[Stored data]
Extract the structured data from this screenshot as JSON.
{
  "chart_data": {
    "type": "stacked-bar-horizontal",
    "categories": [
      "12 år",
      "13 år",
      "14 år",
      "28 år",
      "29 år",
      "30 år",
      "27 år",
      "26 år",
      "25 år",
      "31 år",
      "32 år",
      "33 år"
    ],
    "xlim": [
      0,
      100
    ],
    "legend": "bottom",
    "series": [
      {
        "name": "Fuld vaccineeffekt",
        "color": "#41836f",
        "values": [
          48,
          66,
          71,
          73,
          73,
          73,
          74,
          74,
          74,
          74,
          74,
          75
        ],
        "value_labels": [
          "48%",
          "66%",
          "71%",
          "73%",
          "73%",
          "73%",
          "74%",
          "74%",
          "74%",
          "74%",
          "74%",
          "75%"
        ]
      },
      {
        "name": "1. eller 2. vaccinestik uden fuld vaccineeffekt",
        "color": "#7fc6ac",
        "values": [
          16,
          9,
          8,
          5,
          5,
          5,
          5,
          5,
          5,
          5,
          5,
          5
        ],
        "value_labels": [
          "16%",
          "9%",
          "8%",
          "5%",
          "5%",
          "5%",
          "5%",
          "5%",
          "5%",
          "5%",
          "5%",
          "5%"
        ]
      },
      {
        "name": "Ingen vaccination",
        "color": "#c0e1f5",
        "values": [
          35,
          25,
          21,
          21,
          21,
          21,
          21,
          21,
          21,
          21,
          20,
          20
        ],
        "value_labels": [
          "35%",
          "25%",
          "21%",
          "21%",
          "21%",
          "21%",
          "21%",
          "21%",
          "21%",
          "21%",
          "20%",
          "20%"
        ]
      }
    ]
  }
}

• Exercise description
Give every line of the material that includes the string "vaccineeffekt".

• Answer to this problem
        "name": "Fuld vaccineeffekt",
        "name": "1. eller 2. vaccinestik uden fuld vaccineeffekt",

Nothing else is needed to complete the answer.